__Getoonde tekst__.
Toen het ziekenhuispersoneel eerder deze maand demonstreerde voor een hoger loon, volgde gezondheidswetenschapper Saskia Duijs de staking op de voet. Overal in het nieuws verschenen berichten over het aantal ziekenhuismedewerkers dat rond de armoedegrens leeft.
Duijs is onderzoeker bij het Amsterdam UMC. Diezelfde week verdedigde ze haar proefschrift over zorgprofessionals in de ouderenzorg, en ze vond het ‘fantastisch hoe politiek het ziekenhuispersoneel het maakt. Ze schuiven hun bestaansonzekerheid prominent naar voren.’ In de ouderenzorg, wist ze, ‘is het zo mogelijk nóg slechter gesteld’.
In de ziekenhuizen heeft naar schatting 10 procent van de medewerkers een loonbeslag – oftewel, zo’n ernstige schuldenproblematiek dat een deurwaarder beslag legt op hun loon. ‘Dat is hartstikke veel’, zegt Duijs. ‘Maar bij sommige verpleeghuizen gaat het al gauw om 20 procent. Tijdens mijn eigen onderzoek sprak ik ook verpleeghuismanagers die me vertelden dat van de helpenden’ – zorgmedewerkers die mensen helpen met handelingen als wassen, aankleden – ‘zo’n 60 procent een loonbeslag had. De bestaansonzekerheid van deze mensen is nog veel groter.’
Het gaat dus niet goed met de ‘zorgende klasse’, zoals Duijs de mensen noemt die het zorgen voor een ander tot hun hoofdbezigheid hebben gemaakt. En in de ouderenzorg – in verpleeghuizen en in de wijkverpleging – al helemaal niet. Het aantal mensen dat met dit werk stopt, is bijna net zo groot als het aantal mensen dat eraan begint, en het verzuimpercentage is met 10,4 procent ongekend hoog.

__Rijen uit dataset__.
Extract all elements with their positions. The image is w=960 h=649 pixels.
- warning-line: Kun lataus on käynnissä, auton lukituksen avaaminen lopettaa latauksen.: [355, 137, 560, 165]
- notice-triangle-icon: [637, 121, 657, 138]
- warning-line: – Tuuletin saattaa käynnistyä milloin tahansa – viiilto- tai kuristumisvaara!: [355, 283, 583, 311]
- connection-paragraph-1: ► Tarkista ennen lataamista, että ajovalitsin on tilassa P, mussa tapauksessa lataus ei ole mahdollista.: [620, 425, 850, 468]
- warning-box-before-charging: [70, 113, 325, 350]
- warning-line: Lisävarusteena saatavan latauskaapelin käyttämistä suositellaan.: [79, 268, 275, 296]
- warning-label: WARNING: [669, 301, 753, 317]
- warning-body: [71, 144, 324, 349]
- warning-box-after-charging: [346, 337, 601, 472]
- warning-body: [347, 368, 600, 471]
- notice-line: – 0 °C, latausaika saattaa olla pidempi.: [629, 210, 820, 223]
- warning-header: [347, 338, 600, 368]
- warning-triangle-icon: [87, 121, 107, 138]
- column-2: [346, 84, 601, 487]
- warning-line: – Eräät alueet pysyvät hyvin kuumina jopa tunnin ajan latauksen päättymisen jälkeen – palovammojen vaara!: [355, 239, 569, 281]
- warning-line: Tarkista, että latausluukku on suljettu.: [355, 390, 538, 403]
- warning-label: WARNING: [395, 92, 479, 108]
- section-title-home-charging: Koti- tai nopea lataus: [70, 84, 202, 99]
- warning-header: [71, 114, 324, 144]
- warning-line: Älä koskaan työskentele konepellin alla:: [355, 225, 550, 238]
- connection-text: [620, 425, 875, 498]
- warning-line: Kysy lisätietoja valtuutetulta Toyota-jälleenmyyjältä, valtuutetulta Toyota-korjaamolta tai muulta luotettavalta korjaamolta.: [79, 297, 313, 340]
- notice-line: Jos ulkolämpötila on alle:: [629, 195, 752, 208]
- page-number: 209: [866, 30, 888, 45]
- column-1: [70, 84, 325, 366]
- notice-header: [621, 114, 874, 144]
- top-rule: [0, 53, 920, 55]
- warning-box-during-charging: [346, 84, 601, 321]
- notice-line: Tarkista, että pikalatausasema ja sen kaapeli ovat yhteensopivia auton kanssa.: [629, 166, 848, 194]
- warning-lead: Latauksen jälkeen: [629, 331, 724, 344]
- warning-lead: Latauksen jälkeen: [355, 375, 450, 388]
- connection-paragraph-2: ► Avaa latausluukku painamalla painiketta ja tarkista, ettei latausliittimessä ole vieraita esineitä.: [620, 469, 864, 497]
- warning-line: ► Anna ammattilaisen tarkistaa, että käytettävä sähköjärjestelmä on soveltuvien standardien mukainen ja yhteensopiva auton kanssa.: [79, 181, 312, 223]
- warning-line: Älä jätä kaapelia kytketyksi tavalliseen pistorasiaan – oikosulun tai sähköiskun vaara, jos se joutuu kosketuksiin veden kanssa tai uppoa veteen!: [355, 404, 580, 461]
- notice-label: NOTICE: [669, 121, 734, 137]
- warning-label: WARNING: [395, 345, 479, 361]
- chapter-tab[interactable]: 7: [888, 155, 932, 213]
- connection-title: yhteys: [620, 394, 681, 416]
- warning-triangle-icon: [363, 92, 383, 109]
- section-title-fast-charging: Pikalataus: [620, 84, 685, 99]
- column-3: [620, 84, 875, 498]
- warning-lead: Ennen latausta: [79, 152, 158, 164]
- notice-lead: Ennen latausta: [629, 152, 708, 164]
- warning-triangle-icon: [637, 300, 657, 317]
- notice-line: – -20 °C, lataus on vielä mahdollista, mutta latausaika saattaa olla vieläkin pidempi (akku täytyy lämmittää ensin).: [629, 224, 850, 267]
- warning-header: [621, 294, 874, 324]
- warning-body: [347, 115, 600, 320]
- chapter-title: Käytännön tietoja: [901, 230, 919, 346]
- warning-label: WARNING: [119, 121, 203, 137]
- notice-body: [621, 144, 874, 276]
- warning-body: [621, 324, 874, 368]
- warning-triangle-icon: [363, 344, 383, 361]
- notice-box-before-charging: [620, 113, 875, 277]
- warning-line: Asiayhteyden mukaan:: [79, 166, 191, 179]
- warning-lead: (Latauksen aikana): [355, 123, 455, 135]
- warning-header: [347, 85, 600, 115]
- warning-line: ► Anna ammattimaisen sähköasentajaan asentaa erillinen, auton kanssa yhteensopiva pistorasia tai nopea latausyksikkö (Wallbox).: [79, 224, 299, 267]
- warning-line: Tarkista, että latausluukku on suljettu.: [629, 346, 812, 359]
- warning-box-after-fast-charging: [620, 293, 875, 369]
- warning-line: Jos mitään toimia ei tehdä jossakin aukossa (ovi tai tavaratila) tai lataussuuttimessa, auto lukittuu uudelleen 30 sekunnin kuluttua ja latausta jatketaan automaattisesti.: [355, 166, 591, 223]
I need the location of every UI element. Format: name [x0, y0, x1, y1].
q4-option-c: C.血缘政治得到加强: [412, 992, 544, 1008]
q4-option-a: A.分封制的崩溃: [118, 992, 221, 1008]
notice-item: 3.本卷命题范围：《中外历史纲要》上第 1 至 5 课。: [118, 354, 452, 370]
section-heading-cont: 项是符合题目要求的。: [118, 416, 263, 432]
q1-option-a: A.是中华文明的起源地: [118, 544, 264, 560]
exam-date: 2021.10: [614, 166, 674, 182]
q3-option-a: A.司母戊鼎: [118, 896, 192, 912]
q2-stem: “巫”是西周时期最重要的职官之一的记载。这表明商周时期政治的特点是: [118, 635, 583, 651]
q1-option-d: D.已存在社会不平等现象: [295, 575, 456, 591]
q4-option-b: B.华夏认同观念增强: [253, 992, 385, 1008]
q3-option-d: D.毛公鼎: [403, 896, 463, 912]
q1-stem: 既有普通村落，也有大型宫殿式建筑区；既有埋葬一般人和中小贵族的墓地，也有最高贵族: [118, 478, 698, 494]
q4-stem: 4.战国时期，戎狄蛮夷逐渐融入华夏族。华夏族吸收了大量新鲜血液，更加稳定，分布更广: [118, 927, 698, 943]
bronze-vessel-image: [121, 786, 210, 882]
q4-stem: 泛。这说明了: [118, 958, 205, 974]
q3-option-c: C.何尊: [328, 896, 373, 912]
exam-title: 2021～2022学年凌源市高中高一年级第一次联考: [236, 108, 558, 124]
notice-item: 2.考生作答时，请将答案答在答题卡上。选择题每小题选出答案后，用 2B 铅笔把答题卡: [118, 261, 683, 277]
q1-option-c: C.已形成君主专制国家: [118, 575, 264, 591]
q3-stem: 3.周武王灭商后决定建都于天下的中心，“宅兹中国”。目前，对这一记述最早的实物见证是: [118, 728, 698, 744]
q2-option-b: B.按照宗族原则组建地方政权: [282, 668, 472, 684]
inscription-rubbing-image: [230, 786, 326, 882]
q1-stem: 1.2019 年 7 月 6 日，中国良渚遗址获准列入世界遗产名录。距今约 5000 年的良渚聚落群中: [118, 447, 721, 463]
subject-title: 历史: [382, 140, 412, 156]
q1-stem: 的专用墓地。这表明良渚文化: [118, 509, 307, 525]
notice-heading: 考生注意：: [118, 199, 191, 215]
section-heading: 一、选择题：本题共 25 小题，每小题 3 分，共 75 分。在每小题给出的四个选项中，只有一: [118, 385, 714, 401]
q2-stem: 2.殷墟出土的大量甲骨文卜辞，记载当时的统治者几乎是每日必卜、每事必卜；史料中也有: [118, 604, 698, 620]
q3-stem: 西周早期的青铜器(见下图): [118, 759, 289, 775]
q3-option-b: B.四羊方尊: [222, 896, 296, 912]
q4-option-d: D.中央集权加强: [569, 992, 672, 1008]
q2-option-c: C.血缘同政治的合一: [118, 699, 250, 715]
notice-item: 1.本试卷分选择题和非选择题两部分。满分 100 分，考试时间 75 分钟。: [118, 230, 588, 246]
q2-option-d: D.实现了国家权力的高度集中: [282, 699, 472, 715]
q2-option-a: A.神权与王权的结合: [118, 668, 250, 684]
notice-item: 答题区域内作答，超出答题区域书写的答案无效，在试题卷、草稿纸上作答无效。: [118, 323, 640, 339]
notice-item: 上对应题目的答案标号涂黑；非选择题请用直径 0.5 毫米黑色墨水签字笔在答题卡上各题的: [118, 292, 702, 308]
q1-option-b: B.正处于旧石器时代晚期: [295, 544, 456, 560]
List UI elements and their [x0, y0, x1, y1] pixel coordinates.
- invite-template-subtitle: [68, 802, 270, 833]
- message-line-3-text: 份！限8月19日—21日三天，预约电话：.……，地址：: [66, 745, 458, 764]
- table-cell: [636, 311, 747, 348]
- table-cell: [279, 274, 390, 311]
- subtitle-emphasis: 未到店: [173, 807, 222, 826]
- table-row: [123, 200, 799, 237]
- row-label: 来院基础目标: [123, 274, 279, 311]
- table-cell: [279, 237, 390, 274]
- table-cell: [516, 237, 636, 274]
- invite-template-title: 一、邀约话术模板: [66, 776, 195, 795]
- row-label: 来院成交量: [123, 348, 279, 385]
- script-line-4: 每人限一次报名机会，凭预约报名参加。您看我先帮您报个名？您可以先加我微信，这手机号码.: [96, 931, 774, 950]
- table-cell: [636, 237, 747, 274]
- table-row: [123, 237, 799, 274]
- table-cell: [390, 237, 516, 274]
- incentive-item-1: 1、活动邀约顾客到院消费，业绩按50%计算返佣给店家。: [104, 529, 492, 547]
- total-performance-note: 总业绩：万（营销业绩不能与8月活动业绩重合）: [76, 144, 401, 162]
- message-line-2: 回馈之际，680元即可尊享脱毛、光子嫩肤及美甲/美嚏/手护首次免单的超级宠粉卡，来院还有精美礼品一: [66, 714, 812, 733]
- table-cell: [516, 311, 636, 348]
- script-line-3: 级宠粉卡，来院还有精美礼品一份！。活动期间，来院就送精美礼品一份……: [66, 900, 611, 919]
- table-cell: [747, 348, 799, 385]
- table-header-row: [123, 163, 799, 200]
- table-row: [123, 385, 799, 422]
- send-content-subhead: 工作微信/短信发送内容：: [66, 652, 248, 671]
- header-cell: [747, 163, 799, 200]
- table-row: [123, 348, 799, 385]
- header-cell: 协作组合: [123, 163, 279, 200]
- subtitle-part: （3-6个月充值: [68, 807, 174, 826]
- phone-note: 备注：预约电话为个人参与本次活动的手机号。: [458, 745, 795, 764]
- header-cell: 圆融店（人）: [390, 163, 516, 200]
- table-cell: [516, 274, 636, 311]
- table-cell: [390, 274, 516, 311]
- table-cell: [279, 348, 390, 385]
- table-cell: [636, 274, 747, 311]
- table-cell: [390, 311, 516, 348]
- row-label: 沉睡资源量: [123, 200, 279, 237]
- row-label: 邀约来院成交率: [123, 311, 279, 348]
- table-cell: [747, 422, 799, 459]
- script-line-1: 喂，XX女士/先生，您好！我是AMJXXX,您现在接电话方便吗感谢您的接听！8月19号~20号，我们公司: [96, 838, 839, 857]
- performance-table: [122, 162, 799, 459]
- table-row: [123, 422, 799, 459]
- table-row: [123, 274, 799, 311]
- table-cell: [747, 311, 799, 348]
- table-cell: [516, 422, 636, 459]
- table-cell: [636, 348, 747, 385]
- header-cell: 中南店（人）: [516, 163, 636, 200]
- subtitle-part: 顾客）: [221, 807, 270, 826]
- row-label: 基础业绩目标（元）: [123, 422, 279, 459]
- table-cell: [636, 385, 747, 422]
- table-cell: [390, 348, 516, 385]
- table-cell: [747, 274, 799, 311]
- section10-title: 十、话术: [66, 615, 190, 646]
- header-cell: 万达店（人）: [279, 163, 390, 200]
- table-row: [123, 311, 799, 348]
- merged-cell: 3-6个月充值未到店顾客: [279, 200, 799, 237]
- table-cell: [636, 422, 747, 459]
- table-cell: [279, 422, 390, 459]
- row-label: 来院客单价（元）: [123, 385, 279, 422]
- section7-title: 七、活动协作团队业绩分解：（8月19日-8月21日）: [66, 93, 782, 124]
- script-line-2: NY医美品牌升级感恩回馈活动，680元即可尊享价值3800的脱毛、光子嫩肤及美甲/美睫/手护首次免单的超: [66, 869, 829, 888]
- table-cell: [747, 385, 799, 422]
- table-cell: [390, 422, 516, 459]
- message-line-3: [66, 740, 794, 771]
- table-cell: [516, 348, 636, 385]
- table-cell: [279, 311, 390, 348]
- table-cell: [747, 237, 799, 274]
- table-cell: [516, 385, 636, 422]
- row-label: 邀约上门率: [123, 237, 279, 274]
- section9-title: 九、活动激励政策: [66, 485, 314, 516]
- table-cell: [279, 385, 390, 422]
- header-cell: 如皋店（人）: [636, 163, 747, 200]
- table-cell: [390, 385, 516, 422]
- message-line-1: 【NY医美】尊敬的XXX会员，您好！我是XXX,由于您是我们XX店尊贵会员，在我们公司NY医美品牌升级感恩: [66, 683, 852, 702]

__Jouw opdrachten__.
[1] Waarom zegt Duijs in de tekst over zorgmedewerkers dat de bestaansonzekerheid in de ouderenzorg nog veel groter is dan in de ziekenhuizen? Antwoord in één tot drie zinnen.
[2] Herhaal woord voor woord het stuk uit de tekst over zorgmedewerkers dat begint bij "Toen het ziekenhuispersoneel" en eindigt bij "nóg slechter gesteld’.".

__Verwachte antwoorden__.
[1] In de ziekenhuizen heeft naar schatting 10 procent van de medewerkers een loonbeslag. Bij sommige verpleeghuizen is dat al gauw 20 procent. Verpleeghuismanagers vertelden haar zelfs dat zo'n 60 procent van de helpenden een loonbeslag had.

[2]
Toen het ziekenhuispersoneel eerder deze maand demonstreerde voor een hoger loon, volgde gezondheidswetenschapper Saskia Duijs de staking op de voet. Overal in het nieuws verschenen berichten over het aantal ziekenhuismedewerkers dat rond de armoedegrens leeft.
Duijs is onderzoeker bij het Amsterdam UMC. Diezelfde week verdedigde ze haar proefschrift over zorgprofessionals in de ouderenzorg, en ze vond het ‘fantastisch hoe politiek het ziekenhuispersoneel het maakt. Ze schuiven hun bestaansonzekerheid prominent naar voren.’ In de ouderenzorg, wist ze, ‘is het zo mogelijk nóg slechter gesteld’.